You are to retype all of the data exactly as it appears.

··· Exercise materials

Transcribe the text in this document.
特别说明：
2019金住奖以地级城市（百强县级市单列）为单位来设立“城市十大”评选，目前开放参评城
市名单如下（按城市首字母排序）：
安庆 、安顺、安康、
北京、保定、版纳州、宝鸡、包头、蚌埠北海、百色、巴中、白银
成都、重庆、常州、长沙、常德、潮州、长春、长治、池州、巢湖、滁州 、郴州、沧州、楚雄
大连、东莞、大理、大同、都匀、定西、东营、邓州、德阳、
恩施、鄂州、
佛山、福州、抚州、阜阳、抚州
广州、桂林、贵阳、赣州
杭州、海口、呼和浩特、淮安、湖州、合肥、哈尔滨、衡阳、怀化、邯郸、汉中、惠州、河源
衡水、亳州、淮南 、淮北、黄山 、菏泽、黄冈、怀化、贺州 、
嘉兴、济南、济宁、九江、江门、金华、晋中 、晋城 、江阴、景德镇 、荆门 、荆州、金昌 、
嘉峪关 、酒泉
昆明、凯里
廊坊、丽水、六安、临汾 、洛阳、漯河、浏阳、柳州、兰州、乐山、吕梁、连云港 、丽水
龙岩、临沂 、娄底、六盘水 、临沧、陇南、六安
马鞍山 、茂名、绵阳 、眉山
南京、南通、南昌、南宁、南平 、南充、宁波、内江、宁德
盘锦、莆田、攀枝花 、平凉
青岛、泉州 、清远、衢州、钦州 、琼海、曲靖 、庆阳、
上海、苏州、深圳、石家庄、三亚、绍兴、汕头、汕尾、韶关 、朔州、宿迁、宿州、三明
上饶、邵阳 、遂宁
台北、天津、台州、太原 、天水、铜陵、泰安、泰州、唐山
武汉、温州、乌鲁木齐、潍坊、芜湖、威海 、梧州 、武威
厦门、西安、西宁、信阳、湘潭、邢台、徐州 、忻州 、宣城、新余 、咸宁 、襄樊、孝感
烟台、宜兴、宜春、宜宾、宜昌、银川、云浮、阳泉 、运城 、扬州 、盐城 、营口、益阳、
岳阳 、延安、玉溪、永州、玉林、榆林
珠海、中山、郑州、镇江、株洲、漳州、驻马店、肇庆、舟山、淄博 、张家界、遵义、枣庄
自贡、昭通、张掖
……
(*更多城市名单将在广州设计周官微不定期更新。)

······

(Solved problem)
Transcribe the text in this document.
特别说明：
2019金住奖以地级城市（百强县级市单列）为单位来设立“城市十大”评选，目前开放参评城
市名单如下（按城市首字母排序）：
安庆 、安顺、安康、
北京、保定、版纳州、宝鸡、包头、蚌埠北海、百色、巴中、白银
成都、重庆、常州、长沙、常德、潮州、长春、长治、池州、巢湖、滁州 、郴州、沧州、楚雄
大连、东莞、大理、大同、都匀、定西、东营、邓州、德阳、
恩施、鄂州、
佛山、福州、抚州、阜阳、抚州
广州、桂林、贵阳、赣州
杭州、海口、呼和浩特、淮安、湖州、合肥、哈尔滨、衡阳、怀化、邯郸、汉中、惠州、河源
衡水、亳州、淮南 、淮北、黄山 、菏泽、黄冈、怀化、贺州 、
嘉兴、济南、济宁、九江、江门、金华、晋中 、晋城 、江阴、景德镇 、荆门 、荆州、金昌 、
嘉峪关 、酒泉
昆明、凯里
廊坊、丽水、六安、临汾 、洛阳、漯河、浏阳、柳州、兰州、乐山、吕梁、连云港 、丽水
龙岩、临沂 、娄底、六盘水 、临沧、陇南、六安
马鞍山 、茂名、绵阳 、眉山
南京、南通、南昌、南宁、南平 、南充、宁波、内江、宁德
盘锦、莆田、攀枝花 、平凉
青岛、泉州 、清远、衢州、钦州 、琼海、曲靖 、庆阳、
上海、苏州、深圳、石家庄、三亚、绍兴、汕头、汕尾、韶关 、朔州、宿迁、宿州、三明
上饶、邵阳 、遂宁
台北、天津、台州、太原 、天水、铜陵、泰安、泰州、唐山
武汉、温州、乌鲁木齐、潍坊、芜湖、威海 、梧州 、武威
厦门、西安、西宁、信阳、湘潭、邢台、徐州 、忻州 、宣城、新余 、咸宁 、襄樊、孝感
烟台、宜兴、宜春、宜宾、宜昌、银川、云浮、阳泉 、运城 、扬州 、盐城 、营口、益阳、
岳阳 、延安、玉溪、永州、玉林、榆林
珠海、中山、郑州、镇江、株洲、漳州、驻马店、肇庆、舟山、淄博 、张家界、遵义、枣庄
自贡、昭通、张掖
……
(*更多城市名单将在广州设计周官微不定期更新。)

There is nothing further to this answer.